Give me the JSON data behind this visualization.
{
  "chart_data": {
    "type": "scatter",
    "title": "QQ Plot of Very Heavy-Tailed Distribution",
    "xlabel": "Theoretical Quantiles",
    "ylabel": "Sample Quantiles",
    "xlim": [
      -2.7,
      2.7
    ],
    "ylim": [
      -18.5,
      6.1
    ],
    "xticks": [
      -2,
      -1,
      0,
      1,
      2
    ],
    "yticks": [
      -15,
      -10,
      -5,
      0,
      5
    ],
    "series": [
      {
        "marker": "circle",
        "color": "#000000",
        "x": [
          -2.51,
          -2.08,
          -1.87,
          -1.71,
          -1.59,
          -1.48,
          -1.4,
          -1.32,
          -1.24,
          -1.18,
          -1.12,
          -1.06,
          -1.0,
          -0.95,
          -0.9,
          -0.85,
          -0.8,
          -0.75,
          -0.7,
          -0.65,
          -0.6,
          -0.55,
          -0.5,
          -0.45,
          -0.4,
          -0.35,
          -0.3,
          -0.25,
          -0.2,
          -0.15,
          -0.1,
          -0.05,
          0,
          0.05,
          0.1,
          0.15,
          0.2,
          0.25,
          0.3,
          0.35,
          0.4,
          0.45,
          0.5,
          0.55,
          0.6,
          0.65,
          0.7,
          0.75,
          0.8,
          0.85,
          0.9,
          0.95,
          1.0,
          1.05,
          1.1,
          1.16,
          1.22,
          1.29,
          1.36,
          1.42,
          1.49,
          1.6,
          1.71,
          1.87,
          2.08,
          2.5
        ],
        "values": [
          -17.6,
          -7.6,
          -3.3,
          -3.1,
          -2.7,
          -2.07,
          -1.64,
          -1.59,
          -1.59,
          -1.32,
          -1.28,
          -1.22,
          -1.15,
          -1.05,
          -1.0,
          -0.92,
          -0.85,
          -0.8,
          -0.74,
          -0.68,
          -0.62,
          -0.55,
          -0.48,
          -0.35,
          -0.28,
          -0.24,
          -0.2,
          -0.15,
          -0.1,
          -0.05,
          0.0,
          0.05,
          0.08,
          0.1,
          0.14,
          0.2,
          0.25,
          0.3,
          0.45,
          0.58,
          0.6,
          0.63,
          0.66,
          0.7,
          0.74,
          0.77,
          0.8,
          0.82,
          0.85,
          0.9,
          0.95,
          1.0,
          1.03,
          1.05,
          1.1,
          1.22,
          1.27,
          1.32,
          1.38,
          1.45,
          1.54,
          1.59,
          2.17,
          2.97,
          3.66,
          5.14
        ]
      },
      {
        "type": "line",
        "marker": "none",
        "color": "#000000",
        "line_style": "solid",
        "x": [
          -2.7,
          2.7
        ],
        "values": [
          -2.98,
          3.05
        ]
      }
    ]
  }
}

* [What you will do]:
Write out all the records above again, exactly as they stand.

* [Solved problem]:
Give me the JSON data behind this visualization.
{
  "chart_data": {
    "type": "scatter",
    "title": "QQ Plot of Very Heavy-Tailed Distribution",
    "xlabel": "Theoretical Quantiles",
    "ylabel": "Sample Quantiles",
    "xlim": [
      -2.7,
      2.7
    ],
    "ylim": [
      -18.5,
      6.1
    ],
    "xticks": [
      -2,
      -1,
      0,
      1,
      2
    ],
    "yticks": [
      -15,
      -10,
      -5,
      0,
      5
    ],
    "series": [
      {
        "marker": "circle",
        "color": "#000000",
        "x": [
          -2.51,
          -2.08,
          -1.87,
          -1.71,
          -1.59,
          -1.48,
          -1.4,
          -1.32,
          -1.24,
          -1.18,
          -1.12,
          -1.06,
          -1.0,
          -0.95,
          -0.9,
          -0.85,
          -0.8,
          -0.75,
          -0.7,
          -0.65,
          -0.6,
          -0.55,
          -0.5,
          -0.45,
          -0.4,
          -0.35,
          -0.3,
          -0.25,
          -0.2,
          -0.15,
          -0.1,
          -0.05,
          0,
          0.05,
          0.1,
          0.15,
          0.2,
          0.25,
          0.3,
          0.35,
          0.4,
          0.45,
          0.5,
          0.55,
          0.6,
          0.65,
          0.7,
          0.75,
          0.8,
          0.85,
          0.9,
          0.95,
          1.0,
          1.05,
          1.1,
          1.16,
          1.22,
          1.29,
          1.36,
          1.42,
          1.49,
          1.6,
          1.71,
          1.87,
          2.08,
          2.5
        ],
        "values": [
          -17.6,
          -7.6,
          -3.3,
          -3.1,
          -2.7,
          -2.07,
          -1.64,
          -1.59,
          -1.59,
          -1.32,
          -1.28,
          -1.22,
          -1.15,
          -1.05,
          -1.0,
          -0.92,
          -0.85,
          -0.8,
          -0.74,
          -0.68,
          -0.62,
          -0.55,
          -0.48,
          -0.35,
          -0.28,
          -0.24,
          -0.2,
          -0.15,
          -0.1,
          -0.05,
          0.0,
          0.05,
          0.08,
          0.1,
          0.14,
          0.2,
          0.25,
          0.3,
          0.45,
          0.58,
          0.6,
          0.63,
          0.66,
          0.7,
          0.74,
          0.77,
          0.8,
          0.82,
          0.85,
          0.9,
          0.95,
          1.0,
          1.03,
          1.05,
          1.1,
          1.22,
          1.27,
          1.32,
          1.38,
          1.45,
          1.54,
          1.59,
          2.17,
          2.97,
          3.66,
          5.14
        ]
      },
      {
        "type": "line",
        "marker": "none",
        "color": "#000000",
        "line_style": "solid",
        "x": [
          -2.7,
          2.7
        ],
        "values": [
          -2.98,
          3.05
        ]
      }
    ]
  }
}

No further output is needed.